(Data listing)
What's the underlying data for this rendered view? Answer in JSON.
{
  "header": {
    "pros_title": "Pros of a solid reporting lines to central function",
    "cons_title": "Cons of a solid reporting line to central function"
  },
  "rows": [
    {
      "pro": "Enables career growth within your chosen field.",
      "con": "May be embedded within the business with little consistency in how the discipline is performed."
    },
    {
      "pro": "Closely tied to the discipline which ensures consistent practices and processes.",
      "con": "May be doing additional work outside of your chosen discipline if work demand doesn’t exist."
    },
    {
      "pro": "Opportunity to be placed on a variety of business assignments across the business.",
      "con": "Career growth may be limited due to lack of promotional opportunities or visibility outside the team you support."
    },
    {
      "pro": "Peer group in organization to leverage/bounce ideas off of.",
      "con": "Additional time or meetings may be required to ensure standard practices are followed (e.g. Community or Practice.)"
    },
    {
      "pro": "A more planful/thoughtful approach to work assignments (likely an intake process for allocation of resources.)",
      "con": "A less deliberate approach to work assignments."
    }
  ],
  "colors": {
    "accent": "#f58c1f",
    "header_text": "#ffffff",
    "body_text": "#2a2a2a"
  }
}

■ **INSTRUCTIONS TO FOLLOW**:
Nothing in the listing may be changed; retype it all exactly.

■ **THE OUTPUT**:
What's the underlying data for this rendered view? Answer in JSON.
{
  "header": {
    "pros_title": "Pros of a solid reporting lines to central function",
    "cons_title": "Cons of a solid reporting line to central function"
  },
  "rows": [
    {
      "pro": "Enables career growth within your chosen field.",
      "con": "May be embedded within the business with little consistency in how the discipline is performed."
    },
    {
      "pro": "Closely tied to the discipline which ensures consistent practices and processes.",
      "con": "May be doing additional work outside of your chosen discipline if work demand doesn’t exist."
    },
    {
      "pro": "Opportunity to be placed on a variety of business assignments across the business.",
      "con": "Career growth may be limited due to lack of promotional opportunities or visibility outside the team you support."
    },
    {
      "pro": "Peer group in organization to leverage/bounce ideas off of.",
      "con": "Additional time or meetings may be required to ensure standard practices are followed (e.g. Community or Practice.)"
    },
    {
      "pro": "A more planful/thoughtful approach to work assignments (likely an intake process for allocation of resources.)",
      "con": "A less deliberate approach to work assignments."
    }
  ],
  "colors": {
    "accent": "#f58c1f",
    "header_text": "#ffffff",
    "body_text": "#2a2a2a"
  }
}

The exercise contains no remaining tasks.